# WRITTEN REQUEST
Return the listing below word for word.

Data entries

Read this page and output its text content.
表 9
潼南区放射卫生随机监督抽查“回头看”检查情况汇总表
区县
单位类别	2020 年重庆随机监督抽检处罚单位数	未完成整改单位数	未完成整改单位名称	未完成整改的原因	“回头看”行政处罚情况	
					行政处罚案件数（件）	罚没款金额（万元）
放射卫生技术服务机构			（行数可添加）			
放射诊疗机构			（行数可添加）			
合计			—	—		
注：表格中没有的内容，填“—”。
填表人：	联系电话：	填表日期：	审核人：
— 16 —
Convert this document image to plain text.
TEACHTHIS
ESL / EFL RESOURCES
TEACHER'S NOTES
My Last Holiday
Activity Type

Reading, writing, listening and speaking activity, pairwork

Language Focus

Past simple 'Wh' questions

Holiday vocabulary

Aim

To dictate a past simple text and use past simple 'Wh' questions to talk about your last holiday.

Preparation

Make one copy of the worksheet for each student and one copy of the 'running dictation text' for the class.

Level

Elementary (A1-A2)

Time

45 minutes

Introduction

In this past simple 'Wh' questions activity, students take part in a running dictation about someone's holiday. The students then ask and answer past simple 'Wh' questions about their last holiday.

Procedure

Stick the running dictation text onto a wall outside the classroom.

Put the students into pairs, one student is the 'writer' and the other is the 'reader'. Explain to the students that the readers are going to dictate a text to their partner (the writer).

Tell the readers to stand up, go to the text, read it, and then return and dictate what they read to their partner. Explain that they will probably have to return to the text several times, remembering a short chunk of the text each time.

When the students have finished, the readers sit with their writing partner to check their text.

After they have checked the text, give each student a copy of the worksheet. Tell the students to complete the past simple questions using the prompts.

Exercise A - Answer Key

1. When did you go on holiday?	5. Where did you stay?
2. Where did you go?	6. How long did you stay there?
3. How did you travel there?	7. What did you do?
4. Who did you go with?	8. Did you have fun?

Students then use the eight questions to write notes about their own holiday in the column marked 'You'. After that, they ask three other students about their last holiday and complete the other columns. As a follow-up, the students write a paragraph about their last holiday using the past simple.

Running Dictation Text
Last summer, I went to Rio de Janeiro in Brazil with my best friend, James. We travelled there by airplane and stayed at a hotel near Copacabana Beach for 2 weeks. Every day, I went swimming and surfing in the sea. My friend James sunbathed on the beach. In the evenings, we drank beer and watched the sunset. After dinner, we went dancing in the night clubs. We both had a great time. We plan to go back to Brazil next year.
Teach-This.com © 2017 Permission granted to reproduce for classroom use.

# EXPECTED ANSWER
Read this page and output its text content.
表 9
潼南区放射卫生随机监督抽查“回头看”检查情况汇总表
区县
单位类别	2020 年重庆随机监督抽检处罚单位数	未完成整改单位数	未完成整改单位名称	未完成整改的原因	“回头看”行政处罚情况	
					行政处罚案件数（件）	罚没款金额（万元）
放射卫生技术服务机构			（行数可添加）			
放射诊疗机构			（行数可添加）			
合计			—	—		
注：表格中没有的内容，填“—”。
填表人：	联系电话：	填表日期：	审核人：
— 16 —
Convert this document image to plain text.
TEACHTHIS
ESL / EFL RESOURCES
TEACHER'S NOTES
My Last Holiday
Activity Type

Reading, writing, listening and speaking activity, pairwork

Language Focus

Past simple 'Wh' questions

Holiday vocabulary

Aim

To dictate a past simple text and use past simple 'Wh' questions to talk about your last holiday.

Preparation

Make one copy of the worksheet for each student and one copy of the 'running dictation text' for the class.

Level

Elementary (A1-A2)

Time

45 minutes

Introduction

In this past simple 'Wh' questions activity, students take part in a running dictation about someone's holiday. The students then ask and answer past simple 'Wh' questions about their last holiday.

Procedure

Stick the running dictation text onto a wall outside the classroom.

Put the students into pairs, one student is the 'writer' and the other is the 'reader'. Explain to the students that the readers are going to dictate a text to their partner (the writer).

Tell the readers to stand up, go to the text, read it, and then return and dictate what they read to their partner. Explain that they will probably have to return to the text several times, remembering a short chunk of the text each time.

When the students have finished, the readers sit with their writing partner to check their text.

After they have checked the text, give each student a copy of the worksheet. Tell the students to complete the past simple questions using the prompts.

Exercise A - Answer Key

1. When did you go on holiday?	5. Where did you stay?
2. Where did you go?	6. How long did you stay there?
3. How did you travel there?	7. What did you do?
4. Who did you go with?	8. Did you have fun?

Students then use the eight questions to write notes about their own holiday in the column marked 'You'. After that, they ask three other students about their last holiday and complete the other columns. As a follow-up, the students write a paragraph about their last holiday using the past simple.

Running Dictation Text
Last summer, I went to Rio de Janeiro in Brazil with my best friend, James. We travelled there by airplane and stayed at a hotel near Copacabana Beach for 2 weeks. Every day, I went swimming and surfing in the sea. My friend James sunbathed on the beach. In the evenings, we drank beer and watched the sunset. After dinner, we went dancing in the night clubs. We both had a great time. We plan to go back to Brazil next year.
Teach-This.com © 2017 Permission granted to reproduce for classroom use.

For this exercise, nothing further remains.